AIM:
Only lines holding the string "such" are wanted; copy each one from the material.

DATA SHOWN:
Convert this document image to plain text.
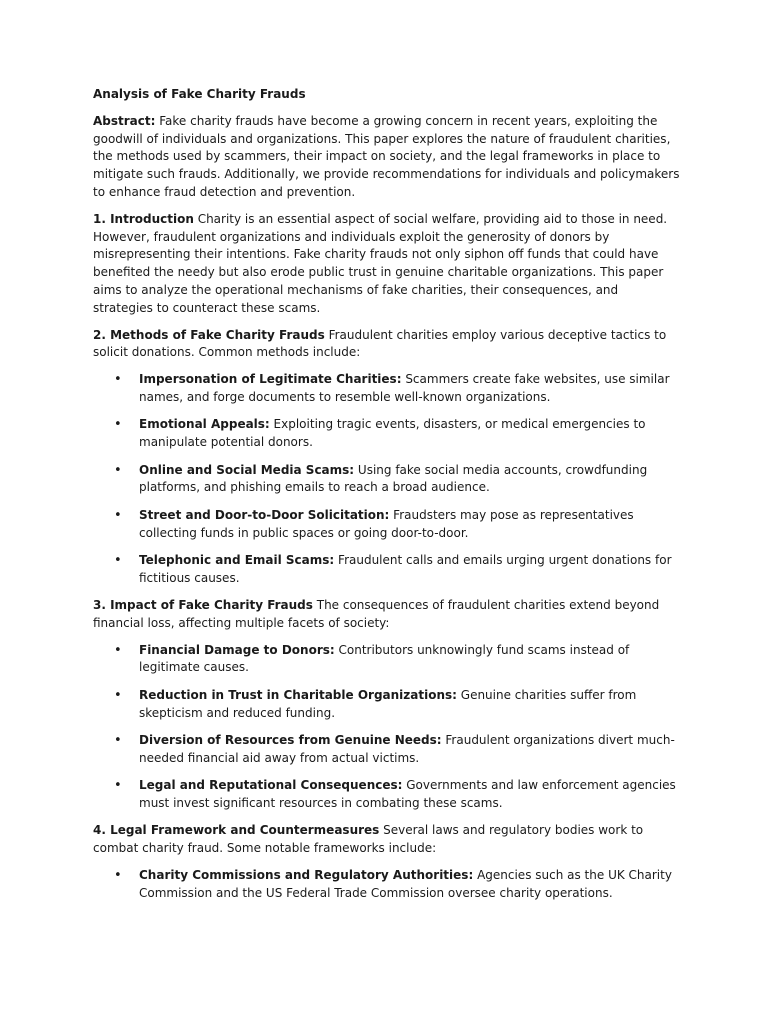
Analysis of Fake Charity Frauds

Abstract: Fake charity frauds have become a growing concern in recent years, exploiting the goodwill of individuals and organizations. This paper explores the nature of fraudulent charities, the methods used by scammers, their impact on society, and the legal frameworks in place to mitigate such frauds. Additionally, we provide recommendations for individuals and policymakers to enhance fraud detection and prevention.

1. Introduction Charity is an essential aspect of social welfare, providing aid to those in need. However, fraudulent organizations and individuals exploit the generosity of donors by misrepresenting their intentions. Fake charity frauds not only siphon off funds that could have benefited the needy but also erode public trust in genuine charitable organizations. This paper aims to analyze the operational mechanisms of fake charities, their consequences, and strategies to counteract these scams.

2. Methods of Fake Charity Frauds Fraudulent charities employ various deceptive tactics to solicit donations. Common methods include:

• Impersonation of Legitimate Charities: Scammers create fake websites, use similar names, and forge documents to resemble well-known organizations.
• Emotional Appeals: Exploiting tragic events, disasters, or medical emergencies to manipulate potential donors.
• Online and Social Media Scams: Using fake social media accounts, crowdfunding platforms, and phishing emails to reach a broad audience.
• Street and Door-to-Door Solicitation: Fraudsters may pose as representatives collecting funds in public spaces or going door-to-door.
• Telephonic and Email Scams: Fraudulent calls and emails urging urgent donations for fictitious causes.

3. Impact of Fake Charity Frauds The consequences of fraudulent charities extend beyond financial loss, affecting multiple facets of society:

• Financial Damage to Donors: Contributors unknowingly fund scams instead of legitimate causes.
• Reduction in Trust in Charitable Organizations: Genuine charities suffer from skepticism and reduced funding.
• Diversion of Resources from Genuine Needs: Fraudulent organizations divert much-needed financial aid away from actual victims.
• Legal and Reputational Consequences: Governments and law enforcement agencies must invest significant resources in combating these scams.

4. Legal Framework and Countermeasures Several laws and regulatory bodies work to combat charity fraud. Some notable frameworks include:

• Charity Commissions and Regulatory Authorities: Agencies such as the UK Charity Commission and the US Federal Trade Commission oversee charity operations.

RESULT FOR THIS EXERCISE:
Abstract: Fake charity frauds have become a growing concern in recent years, exploiting the goodwill of individuals and organizations. This paper explores the nature of fraudulent charities, the methods used by scammers, their impact on society, and the legal frameworks in place to mitigate such frauds. Additionally, we provide recommendations for individuals and policymakers to enhance fraud detection and prevention.
• Charity Commissions and Regulatory Authorities: Agencies such as the UK Charity Commission and the US Federal Trade Commission oversee charity operations.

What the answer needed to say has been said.